**To be done**
The data below must be copied in full and without any change.
--- start Provided material ---
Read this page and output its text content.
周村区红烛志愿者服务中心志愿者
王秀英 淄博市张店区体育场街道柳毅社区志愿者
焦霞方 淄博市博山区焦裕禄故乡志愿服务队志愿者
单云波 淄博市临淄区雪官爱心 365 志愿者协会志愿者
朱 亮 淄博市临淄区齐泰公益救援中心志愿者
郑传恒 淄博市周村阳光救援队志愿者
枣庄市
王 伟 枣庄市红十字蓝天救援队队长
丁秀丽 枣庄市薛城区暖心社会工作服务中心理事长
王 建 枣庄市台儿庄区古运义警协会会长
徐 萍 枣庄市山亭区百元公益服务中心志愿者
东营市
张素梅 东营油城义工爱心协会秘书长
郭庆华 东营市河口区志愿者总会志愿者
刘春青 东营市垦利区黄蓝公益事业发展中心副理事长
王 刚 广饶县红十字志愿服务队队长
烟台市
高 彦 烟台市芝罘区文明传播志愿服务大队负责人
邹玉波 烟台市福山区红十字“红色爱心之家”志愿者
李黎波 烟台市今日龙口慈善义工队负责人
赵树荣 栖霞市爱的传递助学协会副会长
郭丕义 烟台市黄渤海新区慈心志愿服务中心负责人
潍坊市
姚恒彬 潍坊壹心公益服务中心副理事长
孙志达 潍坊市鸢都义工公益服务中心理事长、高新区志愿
--- end Provided material ---
**Result of this exercise**
Read this page and output its text content.
周村区红烛志愿者服务中心志愿者
王秀英 淄博市张店区体育场街道柳毅社区志愿者
焦霞方 淄博市博山区焦裕禄故乡志愿服务队志愿者
单云波 淄博市临淄区雪官爱心 365 志愿者协会志愿者
朱 亮 淄博市临淄区齐泰公益救援中心志愿者
郑传恒 淄博市周村阳光救援队志愿者
枣庄市
王 伟 枣庄市红十字蓝天救援队队长
丁秀丽 枣庄市薛城区暖心社会工作服务中心理事长
王 建 枣庄市台儿庄区古运义警协会会长
徐 萍 枣庄市山亭区百元公益服务中心志愿者
东营市
张素梅 东营油城义工爱心协会秘书长
郭庆华 东营市河口区志愿者总会志愿者
刘春青 东营市垦利区黄蓝公益事业发展中心副理事长
王 刚 广饶县红十字志愿服务队队长
烟台市
高 彦 烟台市芝罘区文明传播志愿服务大队负责人
邹玉波 烟台市福山区红十字“红色爱心之家”志愿者
李黎波 烟台市今日龙口慈善义工队负责人
赵树荣 栖霞市爱的传递助学协会副会长
郭丕义 烟台市黄渤海新区慈心志愿服务中心负责人
潍坊市
姚恒彬 潍坊壹心公益服务中心副理事长
孙志达 潍坊市鸢都义工公益服务中心理事长、高新区志愿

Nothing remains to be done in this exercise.